Exercise input
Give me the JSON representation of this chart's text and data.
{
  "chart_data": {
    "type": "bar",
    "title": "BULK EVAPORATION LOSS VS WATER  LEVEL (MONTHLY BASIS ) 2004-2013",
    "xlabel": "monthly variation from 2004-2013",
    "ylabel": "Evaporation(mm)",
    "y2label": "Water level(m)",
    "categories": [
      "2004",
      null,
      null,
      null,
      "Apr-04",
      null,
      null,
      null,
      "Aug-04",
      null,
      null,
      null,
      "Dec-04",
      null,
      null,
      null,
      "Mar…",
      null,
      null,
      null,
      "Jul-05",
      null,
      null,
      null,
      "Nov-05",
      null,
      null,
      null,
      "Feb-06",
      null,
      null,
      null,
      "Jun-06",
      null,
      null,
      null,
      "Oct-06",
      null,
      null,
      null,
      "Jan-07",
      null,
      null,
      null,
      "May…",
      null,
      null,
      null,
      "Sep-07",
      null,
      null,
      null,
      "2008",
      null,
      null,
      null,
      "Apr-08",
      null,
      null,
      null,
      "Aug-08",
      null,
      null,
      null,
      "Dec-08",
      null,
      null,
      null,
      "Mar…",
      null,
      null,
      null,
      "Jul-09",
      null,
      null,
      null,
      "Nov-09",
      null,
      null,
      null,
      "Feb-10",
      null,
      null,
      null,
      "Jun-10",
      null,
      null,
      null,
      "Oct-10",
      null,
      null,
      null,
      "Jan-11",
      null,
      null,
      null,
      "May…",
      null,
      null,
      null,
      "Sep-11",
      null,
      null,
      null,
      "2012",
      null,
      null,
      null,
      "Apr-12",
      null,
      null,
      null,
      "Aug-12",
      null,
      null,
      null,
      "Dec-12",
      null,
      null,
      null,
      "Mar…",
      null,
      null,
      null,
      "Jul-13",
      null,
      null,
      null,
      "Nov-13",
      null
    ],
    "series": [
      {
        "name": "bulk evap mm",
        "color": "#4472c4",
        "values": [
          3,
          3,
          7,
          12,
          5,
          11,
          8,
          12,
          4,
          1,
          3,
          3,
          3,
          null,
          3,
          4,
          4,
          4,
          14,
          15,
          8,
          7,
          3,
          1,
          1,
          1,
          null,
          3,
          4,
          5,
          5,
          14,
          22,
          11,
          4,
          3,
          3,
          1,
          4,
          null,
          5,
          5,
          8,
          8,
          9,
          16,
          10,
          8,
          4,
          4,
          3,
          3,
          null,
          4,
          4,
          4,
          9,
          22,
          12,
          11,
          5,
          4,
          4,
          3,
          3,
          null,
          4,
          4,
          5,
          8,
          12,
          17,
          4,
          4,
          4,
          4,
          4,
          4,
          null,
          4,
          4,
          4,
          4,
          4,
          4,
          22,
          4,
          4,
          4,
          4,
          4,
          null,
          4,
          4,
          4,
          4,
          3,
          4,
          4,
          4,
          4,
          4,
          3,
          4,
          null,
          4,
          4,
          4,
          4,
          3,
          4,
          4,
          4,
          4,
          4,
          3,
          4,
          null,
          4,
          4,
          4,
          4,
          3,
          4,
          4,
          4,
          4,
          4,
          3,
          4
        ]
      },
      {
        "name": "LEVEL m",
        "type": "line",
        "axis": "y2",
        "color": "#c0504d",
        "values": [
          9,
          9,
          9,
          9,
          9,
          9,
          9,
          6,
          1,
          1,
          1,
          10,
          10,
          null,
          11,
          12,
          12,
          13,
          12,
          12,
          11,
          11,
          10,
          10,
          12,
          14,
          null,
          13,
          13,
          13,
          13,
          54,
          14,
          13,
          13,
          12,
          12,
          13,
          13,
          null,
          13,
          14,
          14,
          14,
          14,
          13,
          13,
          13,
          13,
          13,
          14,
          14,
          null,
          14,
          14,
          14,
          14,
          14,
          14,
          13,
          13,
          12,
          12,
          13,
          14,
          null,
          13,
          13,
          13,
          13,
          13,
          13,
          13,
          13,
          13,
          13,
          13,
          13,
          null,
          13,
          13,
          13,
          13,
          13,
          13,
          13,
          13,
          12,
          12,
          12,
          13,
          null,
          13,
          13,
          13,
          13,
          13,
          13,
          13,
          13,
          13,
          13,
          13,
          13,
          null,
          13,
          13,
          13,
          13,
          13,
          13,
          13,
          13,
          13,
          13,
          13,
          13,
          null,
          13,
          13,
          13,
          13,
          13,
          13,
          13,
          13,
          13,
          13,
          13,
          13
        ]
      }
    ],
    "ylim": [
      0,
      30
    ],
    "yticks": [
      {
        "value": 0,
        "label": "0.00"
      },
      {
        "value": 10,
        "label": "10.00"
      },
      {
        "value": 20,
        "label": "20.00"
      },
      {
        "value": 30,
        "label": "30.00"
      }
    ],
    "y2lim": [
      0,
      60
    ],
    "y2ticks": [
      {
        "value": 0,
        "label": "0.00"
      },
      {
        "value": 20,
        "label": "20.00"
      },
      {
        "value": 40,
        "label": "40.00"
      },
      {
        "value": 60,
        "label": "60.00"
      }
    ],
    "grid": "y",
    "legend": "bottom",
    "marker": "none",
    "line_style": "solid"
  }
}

Requirements
Output the records verbatim, from the first line to the last.

Expected output
Give me the JSON representation of this chart's text and data.
{
  "chart_data": {
    "type": "bar",
    "title": "BULK EVAPORATION LOSS VS WATER  LEVEL (MONTHLY BASIS ) 2004-2013",
    "xlabel": "monthly variation from 2004-2013",
    "ylabel": "Evaporation(mm)",
    "y2label": "Water level(m)",
    "categories": [
      "2004",
      null,
      null,
      null,
      "Apr-04",
      null,
      null,
      null,
      "Aug-04",
      null,
      null,
      null,
      "Dec-04",
      null,
      null,
      null,
      "Mar…",
      null,
      null,
      null,
      "Jul-05",
      null,
      null,
      null,
      "Nov-05",
      null,
      null,
      null,
      "Feb-06",
      null,
      null,
      null,
      "Jun-06",
      null,
      null,
      null,
      "Oct-06",
      null,
      null,
      null,
      "Jan-07",
      null,
      null,
      null,
      "May…",
      null,
      null,
      null,
      "Sep-07",
      null,
      null,
      null,
      "2008",
      null,
      null,
      null,
      "Apr-08",
      null,
      null,
      null,
      "Aug-08",
      null,
      null,
      null,
      "Dec-08",
      null,
      null,
      null,
      "Mar…",
      null,
      null,
      null,
      "Jul-09",
      null,
      null,
      null,
      "Nov-09",
      null,
      null,
      null,
      "Feb-10",
      null,
      null,
      null,
      "Jun-10",
      null,
      null,
      null,
      "Oct-10",
      null,
      null,
      null,
      "Jan-11",
      null,
      null,
      null,
      "May…",
      null,
      null,
      null,
      "Sep-11",
      null,
      null,
      null,
      "2012",
      null,
      null,
      null,
      "Apr-12",
      null,
      null,
      null,
      "Aug-12",
      null,
      null,
      null,
      "Dec-12",
      null,
      null,
      null,
      "Mar…",
      null,
      null,
      null,
      "Jul-13",
      null,
      null,
      null,
      "Nov-13",
      null
    ],
    "series": [
      {
        "name": "bulk evap mm",
        "color": "#4472c4",
        "values": [
          3,
          3,
          7,
          12,
          5,
          11,
          8,
          12,
          4,
          1,
          3,
          3,
          3,
          null,
          3,
          4,
          4,
          4,
          14,
          15,
          8,
          7,
          3,
          1,
          1,
          1,
          null,
          3,
          4,
          5,
          5,
          14,
          22,
          11,
          4,
          3,
          3,
          1,
          4,
          null,
          5,
          5,
          8,
          8,
          9,
          16,
          10,
          8,
          4,
          4,
          3,
          3,
          null,
          4,
          4,
          4,
          9,
          22,
          12,
          11,
          5,
          4,
          4,
          3,
          3,
          null,
          4,
          4,
          5,
          8,
          12,
          17,
          4,
          4,
          4,
          4,
          4,
          4,
          null,
          4,
          4,
          4,
          4,
          4,
          4,
          22,
          4,
          4,
          4,
          4,
          4,
          null,
          4,
          4,
          4,
          4,
          3,
          4,
          4,
          4,
          4,
          4,
          3,
          4,
          null,
          4,
          4,
          4,
          4,
          3,
          4,
          4,
          4,
          4,
          4,
          3,
          4,
          null,
          4,
          4,
          4,
          4,
          3,
          4,
          4,
          4,
          4,
          4,
          3,
          4
        ]
      },
      {
        "name": "LEVEL m",
        "type": "line",
        "axis": "y2",
        "color": "#c0504d",
        "values": [
          9,
          9,
          9,
          9,
          9,
          9,
          9,
          6,
          1,
          1,
          1,
          10,
          10,
          null,
          11,
          12,
          12,
          13,
          12,
          12,
          11,
          11,
          10,
          10,
          12,
          14,
          null,
          13,
          13,
          13,
          13,
          54,
          14,
          13,
          13,
          12,
          12,
          13,
          13,
          null,
          13,
          14,
          14,
          14,
          14,
          13,
          13,
          13,
          13,
          13,
          14,
          14,
          null,
          14,
          14,
          14,
          14,
          14,
          14,
          13,
          13,
          12,
          12,
          13,
          14,
          null,
          13,
          13,
          13,
          13,
          13,
          13,
          13,
          13,
          13,
          13,
          13,
          13,
          null,
          13,
          13,
          13,
          13,
          13,
          13,
          13,
          13,
          12,
          12,
          12,
          13,
          null,
          13,
          13,
          13,
          13,
          13,
          13,
          13,
          13,
          13,
          13,
          13,
          13,
          null,
          13,
          13,
          13,
          13,
          13,
          13,
          13,
          13,
          13,
          13,
          13,
          13,
          null,
          13,
          13,
          13,
          13,
          13,
          13,
          13,
          13,
          13,
          13,
          13,
          13
        ]
      }
    ],
    "ylim": [
      0,
      30
    ],
    "yticks": [
      {
        "value": 0,
        "label": "0.00"
      },
      {
        "value": 10,
        "label": "10.00"
      },
      {
        "value": 20,
        "label": "20.00"
      },
      {
        "value": 30,
        "label": "30.00"
      }
    ],
    "y2lim": [
      0,
      60
    ],
    "y2ticks": [
      {
        "value": 0,
        "label": "0.00"
      },
      {
        "value": 20,
        "label": "20.00"
      },
      {
        "value": 40,
        "label": "40.00"
      },
      {
        "value": 60,
        "label": "60.00"
      }
    ],
    "grid": "y",
    "legend": "bottom",
    "marker": "none",
    "line_style": "solid"
  }
}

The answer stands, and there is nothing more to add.